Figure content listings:
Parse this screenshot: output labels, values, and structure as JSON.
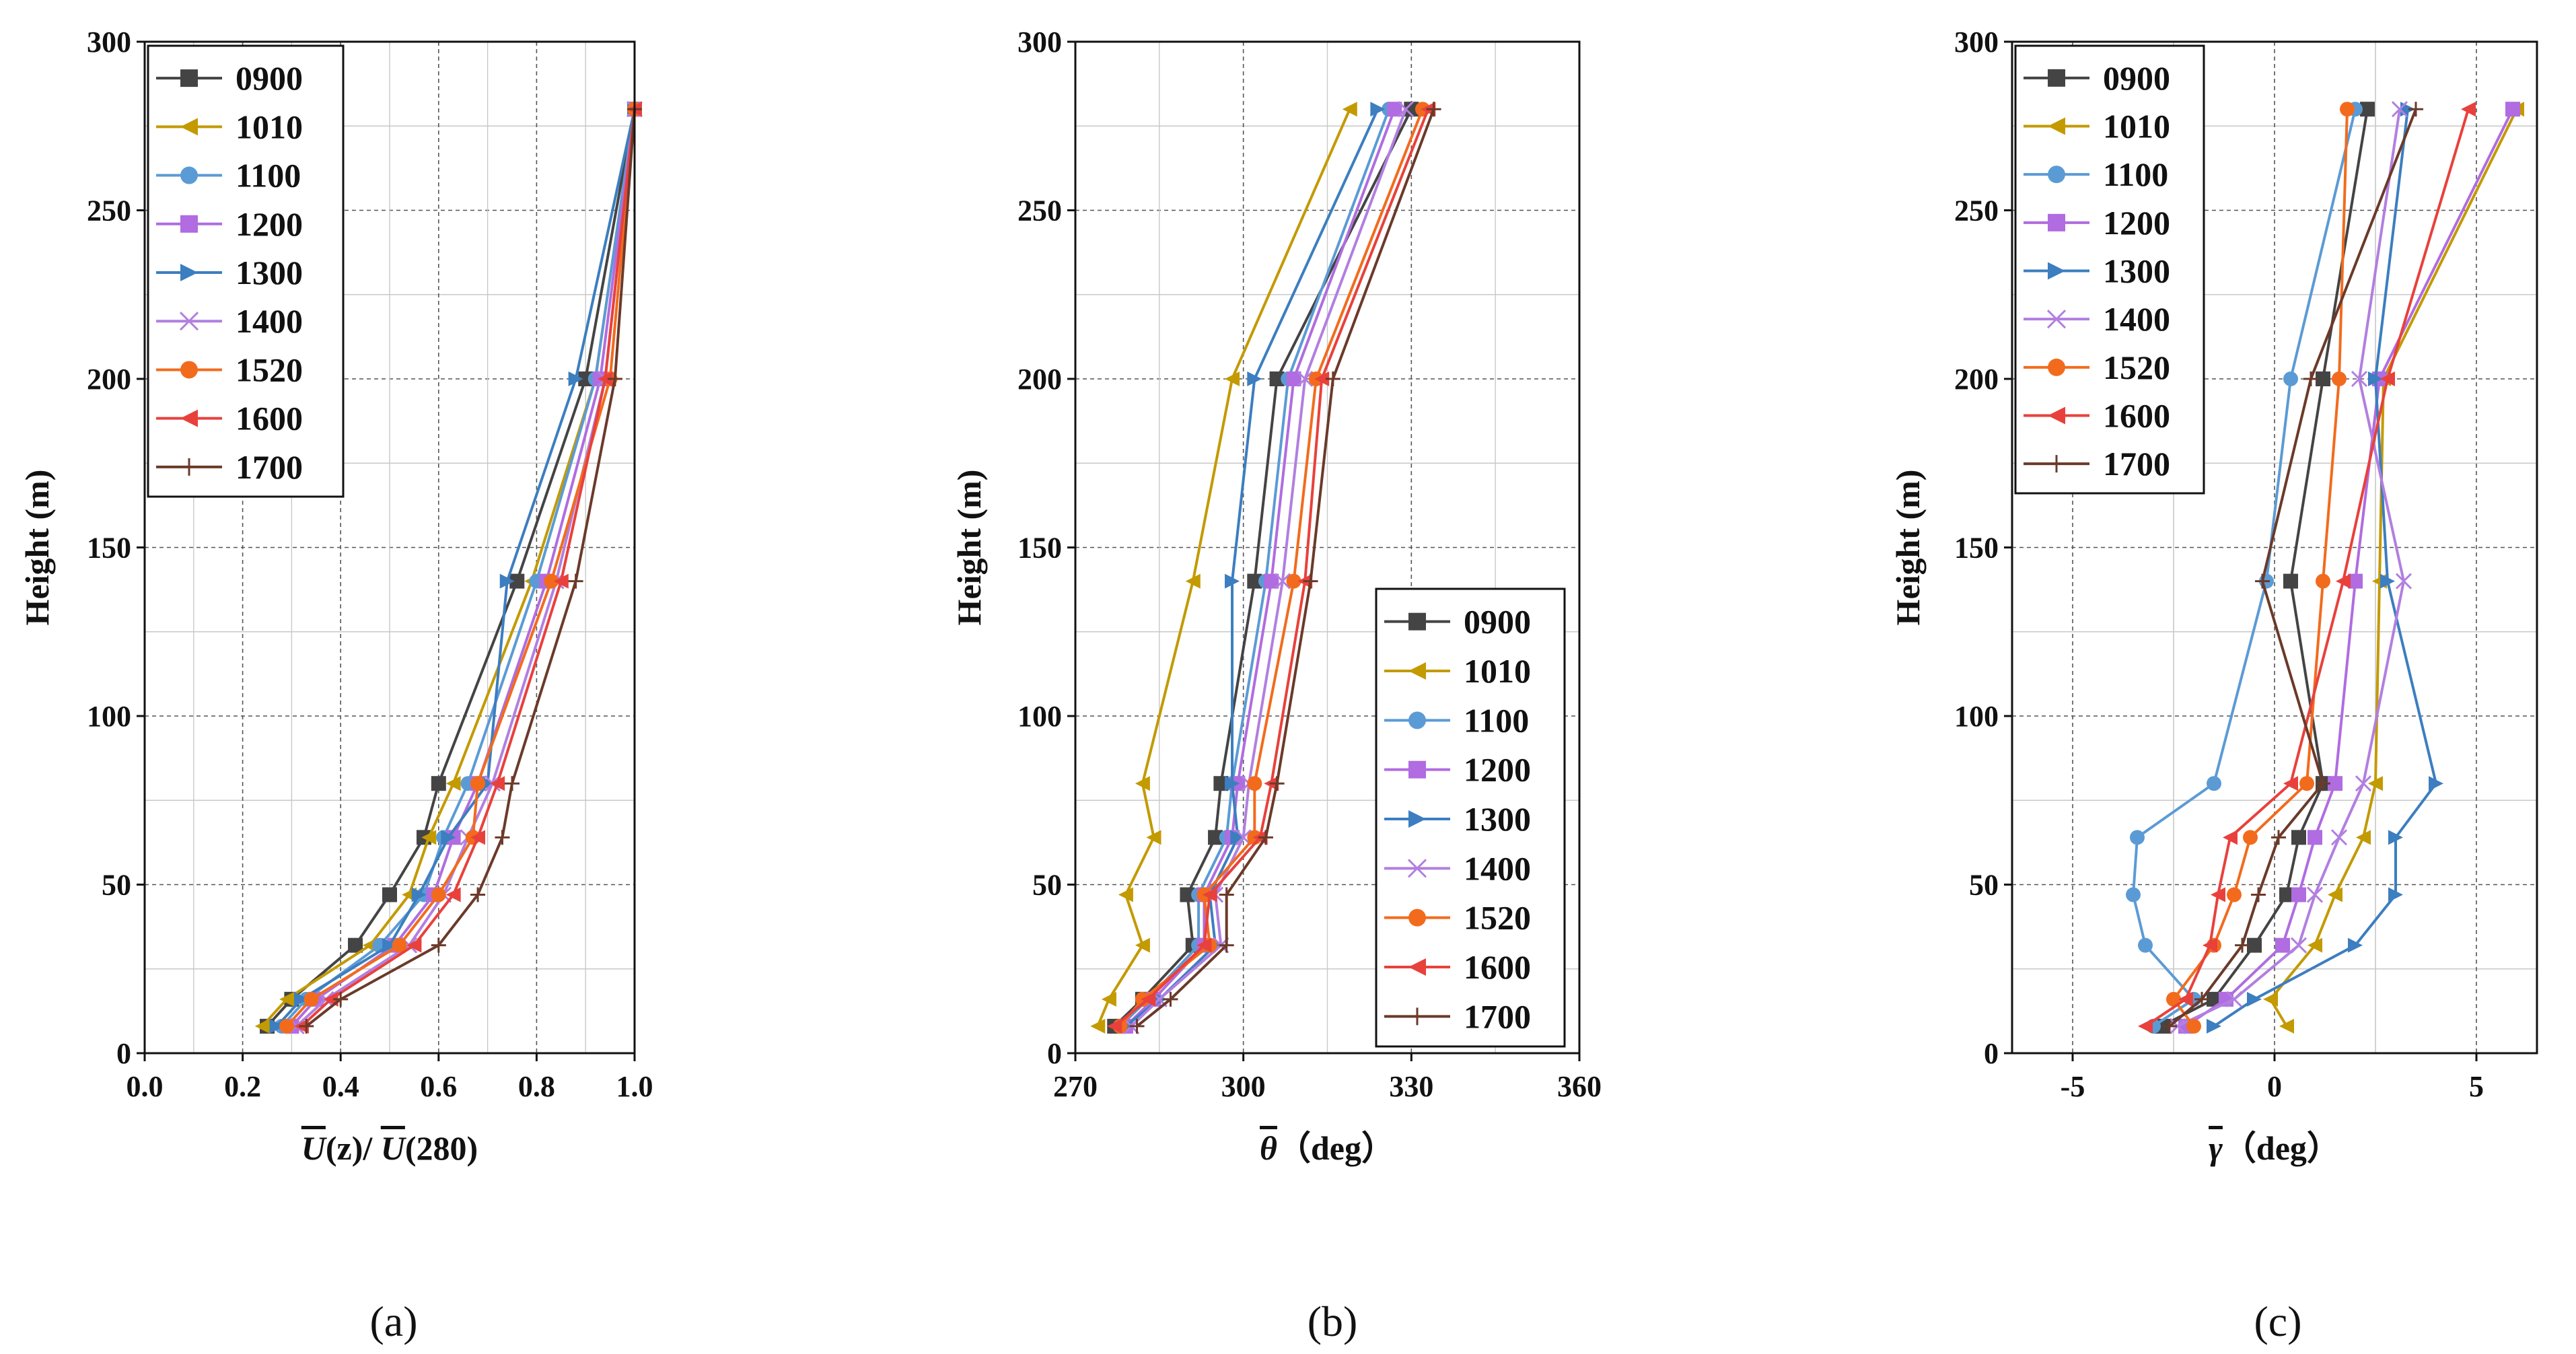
{
  "chart_data": [
    {
      "id": "a",
      "type": "line",
      "panel_label": "(a)",
      "xlabel": "U(z)/ U(280)",
      "xlabel_parts": [
        "U",
        "(z)/ ",
        "U",
        "(280)"
      ],
      "ylabel": "Height (m)",
      "xlim": [
        0.0,
        1.0
      ],
      "ylim": [
        0,
        300
      ],
      "xticks": [
        "0.0",
        "0.2",
        "0.4",
        "0.6",
        "0.8",
        "1.0"
      ],
      "yticks": [
        "0",
        "50",
        "100",
        "150",
        "200",
        "250",
        "300"
      ],
      "grid": true,
      "legend_position": "top-left",
      "heights": [
        8,
        16,
        32,
        47,
        64,
        80,
        140,
        200,
        280
      ],
      "series": [
        {
          "name": "0900",
          "color": "#444444",
          "marker": "square",
          "values": [
            0.25,
            0.3,
            0.43,
            0.5,
            0.57,
            0.6,
            0.76,
            0.9,
            1.0
          ]
        },
        {
          "name": "1010",
          "color": "#C39A00",
          "marker": "triangle-left",
          "values": [
            0.24,
            0.29,
            0.46,
            0.54,
            0.58,
            0.63,
            0.79,
            0.92,
            1.0
          ]
        },
        {
          "name": "1100",
          "color": "#5B9BD5",
          "marker": "circle",
          "values": [
            0.28,
            0.33,
            0.48,
            0.57,
            0.61,
            0.66,
            0.8,
            0.92,
            1.0
          ]
        },
        {
          "name": "1200",
          "color": "#B06CE0",
          "marker": "square",
          "values": [
            0.3,
            0.35,
            0.51,
            0.59,
            0.63,
            0.68,
            0.82,
            0.93,
            1.0
          ]
        },
        {
          "name": "1300",
          "color": "#3C7EC0",
          "marker": "triangle-right",
          "values": [
            0.27,
            0.32,
            0.5,
            0.56,
            0.62,
            0.7,
            0.74,
            0.88,
            1.0
          ]
        },
        {
          "name": "1400",
          "color": "#B27FE0",
          "marker": "x",
          "values": [
            0.31,
            0.37,
            0.54,
            0.61,
            0.66,
            0.71,
            0.84,
            0.94,
            1.0
          ]
        },
        {
          "name": "1520",
          "color": "#F26B1D",
          "marker": "circle",
          "values": [
            0.29,
            0.34,
            0.52,
            0.6,
            0.67,
            0.68,
            0.83,
            0.95,
            1.0
          ]
        },
        {
          "name": "1600",
          "color": "#E8413C",
          "marker": "triangle-left",
          "values": [
            0.32,
            0.38,
            0.55,
            0.63,
            0.68,
            0.72,
            0.85,
            0.94,
            1.0
          ]
        },
        {
          "name": "1700",
          "color": "#6B3A2A",
          "marker": "plus",
          "values": [
            0.33,
            0.4,
            0.6,
            0.68,
            0.73,
            0.75,
            0.88,
            0.96,
            1.0
          ]
        }
      ]
    },
    {
      "id": "b",
      "type": "line",
      "panel_label": "(b)",
      "xlabel": "θ（deg）",
      "xlabel_parts": [
        "θ",
        "（deg）"
      ],
      "ylabel": "Height (m)",
      "xlim": [
        270,
        360
      ],
      "ylim": [
        0,
        300
      ],
      "xticks": [
        "270",
        "300",
        "330",
        "360"
      ],
      "yticks": [
        "0",
        "50",
        "100",
        "150",
        "200",
        "250",
        "300"
      ],
      "grid": true,
      "legend_position": "center-right",
      "heights": [
        8,
        16,
        32,
        47,
        64,
        80,
        140,
        200,
        280
      ],
      "series": [
        {
          "name": "0900",
          "color": "#444444",
          "marker": "square",
          "values": [
            277,
            282,
            291,
            290,
            295,
            296,
            302,
            306,
            330
          ]
        },
        {
          "name": "1010",
          "color": "#C39A00",
          "marker": "triangle-left",
          "values": [
            274,
            276,
            282,
            279,
            284,
            282,
            291,
            298,
            319
          ]
        },
        {
          "name": "1100",
          "color": "#5B9BD5",
          "marker": "circle",
          "values": [
            278,
            283,
            292,
            292,
            297,
            298,
            304,
            308,
            326
          ]
        },
        {
          "name": "1200",
          "color": "#B06CE0",
          "marker": "square",
          "values": [
            279,
            284,
            293,
            293,
            298,
            299,
            305,
            309,
            327
          ]
        },
        {
          "name": "1300",
          "color": "#3C7EC0",
          "marker": "triangle-right",
          "values": [
            279,
            285,
            295,
            294,
            299,
            298,
            298,
            302,
            324
          ]
        },
        {
          "name": "1400",
          "color": "#B27FE0",
          "marker": "x",
          "values": [
            280,
            285,
            296,
            295,
            300,
            301,
            307,
            311,
            329
          ]
        },
        {
          "name": "1520",
          "color": "#F26B1D",
          "marker": "circle",
          "values": [
            278,
            282,
            294,
            293,
            302,
            302,
            309,
            313,
            332
          ]
        },
        {
          "name": "1600",
          "color": "#E8413C",
          "marker": "triangle-left",
          "values": [
            277,
            283,
            293,
            294,
            303,
            305,
            311,
            314,
            333
          ]
        },
        {
          "name": "1700",
          "color": "#6B3A2A",
          "marker": "plus",
          "values": [
            281,
            287,
            297,
            297,
            304,
            306,
            312,
            316,
            334
          ]
        }
      ]
    },
    {
      "id": "c",
      "type": "line",
      "panel_label": "(c)",
      "xlabel": "γ（deg）",
      "xlabel_parts": [
        "γ",
        "（deg）"
      ],
      "ylabel": "Height (m)",
      "xlim": [
        -6.5,
        6.5
      ],
      "ylim": [
        0,
        300
      ],
      "xticks": [
        "-5",
        "0",
        "5"
      ],
      "xtick_values": [
        -5,
        0,
        5
      ],
      "yticks": [
        "0",
        "50",
        "100",
        "150",
        "200",
        "250",
        "300"
      ],
      "grid": true,
      "legend_position": "top-left",
      "heights": [
        8,
        16,
        32,
        47,
        64,
        80,
        140,
        200,
        280
      ],
      "series": [
        {
          "name": "0900",
          "color": "#444444",
          "marker": "square",
          "values": [
            -2.8,
            -1.5,
            -0.5,
            0.3,
            0.6,
            1.2,
            0.4,
            1.2,
            2.3
          ]
        },
        {
          "name": "1010",
          "color": "#C39A00",
          "marker": "triangle-left",
          "values": [
            0.3,
            -0.1,
            1.0,
            1.5,
            2.2,
            2.5,
            2.6,
            2.7,
            6.0
          ]
        },
        {
          "name": "1100",
          "color": "#5B9BD5",
          "marker": "circle",
          "values": [
            -3.0,
            -2.0,
            -3.2,
            -3.5,
            -3.4,
            -1.5,
            -0.2,
            0.4,
            2.0
          ]
        },
        {
          "name": "1200",
          "color": "#B06CE0",
          "marker": "square",
          "values": [
            -2.2,
            -1.2,
            0.2,
            0.6,
            1.0,
            1.5,
            2.0,
            2.6,
            5.9
          ]
        },
        {
          "name": "1300",
          "color": "#3C7EC0",
          "marker": "triangle-right",
          "values": [
            -1.5,
            -0.5,
            2.0,
            3.0,
            3.0,
            4.0,
            2.8,
            2.5,
            3.3
          ]
        },
        {
          "name": "1400",
          "color": "#B27FE0",
          "marker": "x",
          "values": [
            -2.4,
            -1.0,
            0.6,
            1.0,
            1.6,
            2.2,
            3.2,
            2.1,
            3.1
          ]
        },
        {
          "name": "1520",
          "color": "#F26B1D",
          "marker": "circle",
          "values": [
            -2.0,
            -2.5,
            -1.5,
            -1.0,
            -0.6,
            0.8,
            1.2,
            1.6,
            1.8
          ]
        },
        {
          "name": "1600",
          "color": "#E8413C",
          "marker": "triangle-left",
          "values": [
            -3.2,
            -2.2,
            -1.6,
            -1.4,
            -1.1,
            0.4,
            1.7,
            2.8,
            4.8
          ]
        },
        {
          "name": "1700",
          "color": "#6B3A2A",
          "marker": "plus",
          "values": [
            -2.6,
            -1.8,
            -0.8,
            -0.4,
            0.1,
            1.2,
            -0.3,
            0.9,
            3.5
          ]
        }
      ]
    }
  ]
}
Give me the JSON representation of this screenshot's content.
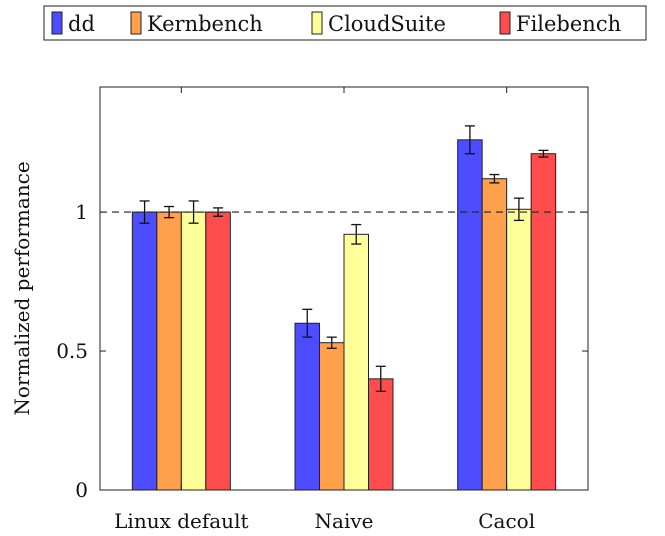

WHAT YOU NEED TO DO: Search the lines for the word "screenshot" and report how many contain it, by number only.

COMPLETED TASK: 2